> _WORK TO COMPLETE_
(a) For each statement below, answer yes or no according to the scanning electron microscopy post, and quote the words from the post that decide it. (i) The writer took the images to answer a specific question. (ii) The light microscope the writer normally uses reaches a 1000x magnification. (iii) The post says human eyes are limited to light of 400 - 700 nm wavelength.
(b) Answer these questions from the scanning electron microscopy post, giving each answer on its own line with the same marker.
(i) Which other kind of microscopy might achieve more but would be boring with crystals?
(ii) Below roughly what size does the writer think most people stop distinguishing details?
(iii) What particle does the post name as the way to overcome the wavelength limit of light?
(c) Write the next part of the scanning electron microscopy post, picking up after its final sentence.

> _DOCUMENT TEXT_
————————

I took Spice to the Rasterelektronen-Mikroskop (REM) to get the deepest look into the Spice that is probably possible. TEM might even achieve more, but would be boring with crystals. So there you go, going into the Nanometers with our molecule. No specific question to be answered, so this is rather for the cosmetics.

What is Scanning Electron Microscopy?
Obviously as you know microscopy aimes at imaging the small world that exists between our limited perception through making visible which is smaller than maybe 500 µm, that is what I think the limit where most people stop distinguishing between details. Now I hope to not write any crap, so better read on wikipedia to be completely sure. But a fundamental about the physics of imaging matter is that in order to reconstruct an imagine you will need a (physical) particle that is a carrier of (visible) information and then manipulate this particle in a way that it can deliver structure information from your targeted sample to a electronic system, which will visualize the corresponding information as a picture on your PC. The pictures I normally take a taken with a light microscope, which is already pretty strong with a 1000x magnification. Still this imaging process is limited by the wavelength of the respective particle. More precisely a physical particle can only transmit information of a physical distance which is equal or higher than it's on wavelength. This is important as the wavelength of the particle will be the distinct feature that an electronic system (like a microscope) can analyze in order to gain structural informaion about the system. As our eyes are stuck to 400 - 700 nm wavelength light by million years of evolution (birds can go a little lower) we are limited to the (also) limited wavelength of light. A way to overcome this limit by science has been the invention of using electrons in order to deliver structural information.

————————

> _DATA SHOWN_
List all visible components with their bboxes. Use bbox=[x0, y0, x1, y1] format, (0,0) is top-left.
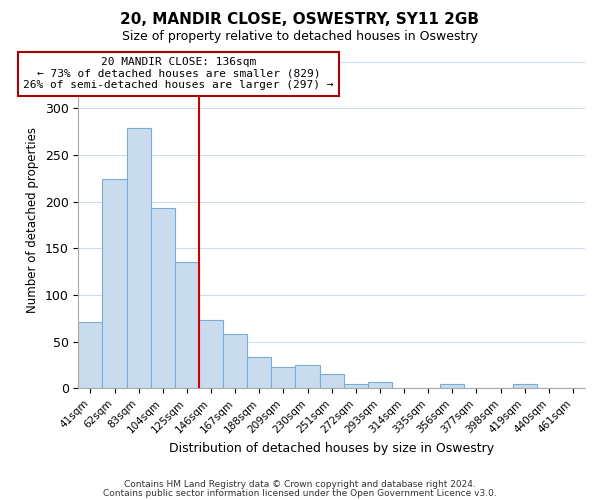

————————

> _OUTPUTS_
(a)
(i) No: "No specific question to be answered, so this is rather for the cosmetics."
(ii) Yes: "a light microscope, which is already pretty strong with a 1000x magnification"
(iii) Yes: "As our eyes are stuck to 400 - 700 nm wavelength light by million years of evolution"

(b)
(i) TEM
(ii) About 500 µm
(iii) Electrons

(c)
The wavelength of electrons in an scanning electron microscope can be 0,1 nm which is 1.000 x times more than a light microscope can have. That is why this is currently giving the deepest look into any condensed matter that we could be possible be interested in. Now how does it work? Well maybe better get a second source for this (I'm not much into this stuff so no claim for truth of explanation) but carefully speaking an electron microscope is a vacuum chamber onto which a strong stream of electron is shot. These electrons will crash into the sample (here our DMT) and smash out more electrons from the sample (our DMT), then catched up by a detector. As this effect mostly occurs on the surface this technology will visualize the surface of any analyzed sample. Sounds pretty complex, but in other words this complicated process will reconstruct the surface of any measured sample, which will then result in an image that is pretty close to something that looks like a 3D geometry of the respective sample which we would see by eye. Therefore a SEM image will visualize the object just as if we could see it with a resolution of nanometers, not just micrometers (with light microscopy).

So after this short theoretical aspects, just another disclaimer: In order to make the reflected electrons visible in the most appreciatable way the sample has to be coated with gold. This is done in a plasma, that will deposit only very thin layers of gold. It's like your average golden Schnitzel that you would enjoy on a saturday afternoon, a very thin layer of gold on top. Pictures of this gangsta shit is attached at the end of this post. If this deposit is not optimal, it will create distrubances in the image. More a random side information, but it seems this process was not 100 % ideal and caused some aberrations at some of the pictures, so you will just know now

As the process is taken out in a really strong vacuum, the particles have to be fixed very strongly. This means any crystals have to be pressed with force onto the sample holder, crushing any big crystal structure. Luckily we anyways go for the smallest of the small, so destroying any 100s-micrometer crystals like here will not be any issue now ...


Pictures going from big to smaller and smaller and smaller ...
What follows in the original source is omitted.